WRITTEN REQUEST.
Pick out all lines in the listing holding the string "Sept" and copy them.
++++++++++
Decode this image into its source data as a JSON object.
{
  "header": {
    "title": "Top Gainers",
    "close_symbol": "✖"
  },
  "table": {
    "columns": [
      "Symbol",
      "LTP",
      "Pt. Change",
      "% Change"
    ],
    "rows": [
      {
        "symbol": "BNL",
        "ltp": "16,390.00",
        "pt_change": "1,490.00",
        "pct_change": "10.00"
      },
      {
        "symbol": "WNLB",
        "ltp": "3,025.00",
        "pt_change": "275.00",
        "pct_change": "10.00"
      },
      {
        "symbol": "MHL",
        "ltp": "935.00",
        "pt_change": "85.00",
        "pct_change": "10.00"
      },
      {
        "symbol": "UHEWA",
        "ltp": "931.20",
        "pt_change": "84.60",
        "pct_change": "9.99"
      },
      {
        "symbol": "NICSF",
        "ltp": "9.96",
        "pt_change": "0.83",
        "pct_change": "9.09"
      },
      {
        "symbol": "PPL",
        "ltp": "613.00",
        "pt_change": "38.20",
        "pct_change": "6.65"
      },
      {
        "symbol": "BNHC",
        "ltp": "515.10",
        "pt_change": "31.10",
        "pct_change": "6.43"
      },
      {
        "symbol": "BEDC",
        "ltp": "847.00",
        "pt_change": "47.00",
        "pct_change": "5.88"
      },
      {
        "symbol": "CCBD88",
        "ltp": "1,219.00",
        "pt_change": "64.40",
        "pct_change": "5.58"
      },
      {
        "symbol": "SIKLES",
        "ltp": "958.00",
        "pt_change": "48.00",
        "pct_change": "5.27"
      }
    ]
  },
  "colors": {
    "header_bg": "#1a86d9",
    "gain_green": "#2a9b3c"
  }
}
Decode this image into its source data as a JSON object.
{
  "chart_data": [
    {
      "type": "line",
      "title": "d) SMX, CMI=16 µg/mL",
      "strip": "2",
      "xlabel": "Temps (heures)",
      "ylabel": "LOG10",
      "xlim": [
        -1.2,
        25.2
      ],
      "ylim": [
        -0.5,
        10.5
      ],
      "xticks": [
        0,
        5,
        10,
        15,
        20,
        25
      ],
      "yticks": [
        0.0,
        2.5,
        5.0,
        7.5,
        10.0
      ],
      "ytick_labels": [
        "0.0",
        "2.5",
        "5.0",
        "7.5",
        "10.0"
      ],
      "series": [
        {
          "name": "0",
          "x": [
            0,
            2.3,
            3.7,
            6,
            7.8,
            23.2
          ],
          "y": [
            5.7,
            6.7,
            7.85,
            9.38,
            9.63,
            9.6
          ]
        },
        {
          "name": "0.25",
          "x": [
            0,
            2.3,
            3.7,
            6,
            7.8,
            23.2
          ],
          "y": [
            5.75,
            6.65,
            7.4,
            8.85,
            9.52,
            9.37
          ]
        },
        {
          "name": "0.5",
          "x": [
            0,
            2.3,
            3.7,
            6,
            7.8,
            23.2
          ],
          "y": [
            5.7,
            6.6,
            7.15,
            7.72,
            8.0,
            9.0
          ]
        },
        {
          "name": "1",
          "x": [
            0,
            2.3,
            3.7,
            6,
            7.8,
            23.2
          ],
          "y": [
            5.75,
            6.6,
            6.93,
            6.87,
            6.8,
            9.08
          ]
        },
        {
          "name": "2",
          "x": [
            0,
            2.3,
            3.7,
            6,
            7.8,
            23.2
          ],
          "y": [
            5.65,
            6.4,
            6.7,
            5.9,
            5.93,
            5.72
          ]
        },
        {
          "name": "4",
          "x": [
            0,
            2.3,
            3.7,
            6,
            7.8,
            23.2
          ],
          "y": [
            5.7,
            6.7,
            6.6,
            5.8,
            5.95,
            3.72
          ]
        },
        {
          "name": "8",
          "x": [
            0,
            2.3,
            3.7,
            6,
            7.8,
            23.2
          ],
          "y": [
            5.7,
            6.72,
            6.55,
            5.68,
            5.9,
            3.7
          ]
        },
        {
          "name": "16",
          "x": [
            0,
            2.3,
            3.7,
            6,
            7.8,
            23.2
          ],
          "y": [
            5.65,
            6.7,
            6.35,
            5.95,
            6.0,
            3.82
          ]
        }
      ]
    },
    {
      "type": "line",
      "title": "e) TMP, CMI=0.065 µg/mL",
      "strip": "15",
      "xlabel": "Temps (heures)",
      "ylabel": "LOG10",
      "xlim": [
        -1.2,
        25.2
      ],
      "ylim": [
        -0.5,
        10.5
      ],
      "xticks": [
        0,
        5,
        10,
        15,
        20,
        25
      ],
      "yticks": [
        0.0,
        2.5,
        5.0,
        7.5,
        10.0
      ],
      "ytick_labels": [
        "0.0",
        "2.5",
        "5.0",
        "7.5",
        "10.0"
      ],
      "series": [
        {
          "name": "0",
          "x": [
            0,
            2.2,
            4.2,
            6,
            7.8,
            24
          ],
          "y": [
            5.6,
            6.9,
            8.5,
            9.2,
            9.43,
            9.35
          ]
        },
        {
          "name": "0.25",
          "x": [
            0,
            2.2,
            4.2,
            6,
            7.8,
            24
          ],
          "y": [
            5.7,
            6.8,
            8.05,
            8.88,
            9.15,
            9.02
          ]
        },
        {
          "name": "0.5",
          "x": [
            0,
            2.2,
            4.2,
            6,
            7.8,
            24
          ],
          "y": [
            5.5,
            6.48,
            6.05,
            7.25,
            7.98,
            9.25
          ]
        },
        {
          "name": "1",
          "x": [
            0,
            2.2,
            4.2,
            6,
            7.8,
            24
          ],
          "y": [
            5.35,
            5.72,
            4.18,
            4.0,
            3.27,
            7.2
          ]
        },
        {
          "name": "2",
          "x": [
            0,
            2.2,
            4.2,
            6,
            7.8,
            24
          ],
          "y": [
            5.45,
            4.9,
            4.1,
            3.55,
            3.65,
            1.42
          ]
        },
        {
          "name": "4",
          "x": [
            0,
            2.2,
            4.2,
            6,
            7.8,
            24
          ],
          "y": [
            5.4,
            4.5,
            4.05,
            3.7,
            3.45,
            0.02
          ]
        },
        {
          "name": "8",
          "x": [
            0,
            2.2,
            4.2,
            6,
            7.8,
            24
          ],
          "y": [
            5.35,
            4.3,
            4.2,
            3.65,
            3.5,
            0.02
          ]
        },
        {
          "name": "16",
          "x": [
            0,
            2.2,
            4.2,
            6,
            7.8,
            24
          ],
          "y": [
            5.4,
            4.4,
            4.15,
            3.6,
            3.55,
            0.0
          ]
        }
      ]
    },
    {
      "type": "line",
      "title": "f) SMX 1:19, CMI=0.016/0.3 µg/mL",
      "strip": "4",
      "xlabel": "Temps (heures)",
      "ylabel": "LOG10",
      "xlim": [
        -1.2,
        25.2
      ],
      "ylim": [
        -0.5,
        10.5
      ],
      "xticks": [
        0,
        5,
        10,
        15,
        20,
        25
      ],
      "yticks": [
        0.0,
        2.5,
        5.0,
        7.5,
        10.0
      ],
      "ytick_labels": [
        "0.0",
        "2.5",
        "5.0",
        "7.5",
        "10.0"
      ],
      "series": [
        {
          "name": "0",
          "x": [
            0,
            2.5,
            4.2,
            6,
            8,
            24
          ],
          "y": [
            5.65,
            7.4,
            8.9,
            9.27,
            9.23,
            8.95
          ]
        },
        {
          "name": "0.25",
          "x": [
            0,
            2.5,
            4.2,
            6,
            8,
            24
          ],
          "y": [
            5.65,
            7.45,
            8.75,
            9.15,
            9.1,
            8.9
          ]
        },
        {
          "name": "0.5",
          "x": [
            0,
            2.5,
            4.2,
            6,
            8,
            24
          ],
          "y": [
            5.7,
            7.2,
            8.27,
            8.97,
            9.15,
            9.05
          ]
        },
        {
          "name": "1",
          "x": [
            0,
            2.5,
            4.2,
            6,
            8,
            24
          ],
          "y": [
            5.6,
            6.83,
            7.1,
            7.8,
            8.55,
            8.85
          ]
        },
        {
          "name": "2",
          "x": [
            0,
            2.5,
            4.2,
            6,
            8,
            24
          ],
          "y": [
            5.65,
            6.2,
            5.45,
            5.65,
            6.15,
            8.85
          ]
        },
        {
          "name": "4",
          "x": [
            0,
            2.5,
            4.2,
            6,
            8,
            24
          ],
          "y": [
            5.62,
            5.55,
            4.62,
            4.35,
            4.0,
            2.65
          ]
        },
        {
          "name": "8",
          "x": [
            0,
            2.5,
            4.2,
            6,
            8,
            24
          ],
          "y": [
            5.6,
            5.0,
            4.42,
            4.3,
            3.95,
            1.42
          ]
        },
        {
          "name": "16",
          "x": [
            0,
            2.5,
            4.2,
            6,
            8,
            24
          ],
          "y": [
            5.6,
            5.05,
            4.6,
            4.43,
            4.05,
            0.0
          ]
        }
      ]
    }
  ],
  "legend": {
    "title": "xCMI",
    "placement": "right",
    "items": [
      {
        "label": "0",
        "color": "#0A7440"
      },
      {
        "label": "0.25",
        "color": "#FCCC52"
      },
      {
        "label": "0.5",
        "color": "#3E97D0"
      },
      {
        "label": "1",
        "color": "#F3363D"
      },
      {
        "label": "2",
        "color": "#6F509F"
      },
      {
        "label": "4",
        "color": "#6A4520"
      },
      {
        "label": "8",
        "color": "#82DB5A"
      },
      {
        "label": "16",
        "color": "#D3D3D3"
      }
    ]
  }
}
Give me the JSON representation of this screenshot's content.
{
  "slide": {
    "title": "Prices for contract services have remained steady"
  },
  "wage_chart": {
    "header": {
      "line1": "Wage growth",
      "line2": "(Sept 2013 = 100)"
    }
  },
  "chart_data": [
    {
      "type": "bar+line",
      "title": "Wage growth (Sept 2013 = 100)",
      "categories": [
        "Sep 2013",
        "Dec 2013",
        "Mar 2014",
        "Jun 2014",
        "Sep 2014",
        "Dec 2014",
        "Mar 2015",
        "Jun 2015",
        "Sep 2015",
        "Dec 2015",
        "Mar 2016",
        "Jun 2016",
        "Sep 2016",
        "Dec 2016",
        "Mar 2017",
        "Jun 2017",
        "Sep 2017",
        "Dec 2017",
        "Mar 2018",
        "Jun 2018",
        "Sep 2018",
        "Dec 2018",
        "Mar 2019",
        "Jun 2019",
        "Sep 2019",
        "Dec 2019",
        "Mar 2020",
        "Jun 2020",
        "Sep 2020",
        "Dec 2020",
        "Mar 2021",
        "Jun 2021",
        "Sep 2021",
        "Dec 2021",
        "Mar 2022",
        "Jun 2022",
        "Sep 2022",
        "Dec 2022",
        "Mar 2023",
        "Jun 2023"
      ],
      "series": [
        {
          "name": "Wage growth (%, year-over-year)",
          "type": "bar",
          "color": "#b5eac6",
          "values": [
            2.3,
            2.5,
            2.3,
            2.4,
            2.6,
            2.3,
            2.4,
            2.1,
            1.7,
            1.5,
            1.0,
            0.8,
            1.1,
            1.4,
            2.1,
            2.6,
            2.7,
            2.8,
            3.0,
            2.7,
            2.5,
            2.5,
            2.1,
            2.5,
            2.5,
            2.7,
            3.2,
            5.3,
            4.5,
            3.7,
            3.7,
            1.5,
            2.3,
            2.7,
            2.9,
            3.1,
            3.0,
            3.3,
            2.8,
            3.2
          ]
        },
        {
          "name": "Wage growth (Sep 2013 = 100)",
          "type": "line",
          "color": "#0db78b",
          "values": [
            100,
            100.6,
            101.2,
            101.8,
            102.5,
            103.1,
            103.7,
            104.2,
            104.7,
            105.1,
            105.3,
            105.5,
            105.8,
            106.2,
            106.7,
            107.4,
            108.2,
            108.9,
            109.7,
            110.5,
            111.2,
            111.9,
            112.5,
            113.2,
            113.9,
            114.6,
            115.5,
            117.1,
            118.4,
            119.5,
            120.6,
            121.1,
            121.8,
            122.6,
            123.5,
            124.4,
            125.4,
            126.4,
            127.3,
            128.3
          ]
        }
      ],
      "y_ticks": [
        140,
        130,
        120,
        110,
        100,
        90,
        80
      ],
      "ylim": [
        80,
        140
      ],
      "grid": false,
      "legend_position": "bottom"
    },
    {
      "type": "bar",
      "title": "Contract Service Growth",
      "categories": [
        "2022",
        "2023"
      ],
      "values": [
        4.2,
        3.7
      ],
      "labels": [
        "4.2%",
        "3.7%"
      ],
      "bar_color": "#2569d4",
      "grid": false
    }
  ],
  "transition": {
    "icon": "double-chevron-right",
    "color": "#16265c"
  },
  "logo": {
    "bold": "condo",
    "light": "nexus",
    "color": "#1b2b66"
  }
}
++++++++++
SOLUTION TO THIS EXERCISE.
      "line2": "(Sept 2013 = 100)"
      "title": "Wage growth (Sept 2013 = 100)",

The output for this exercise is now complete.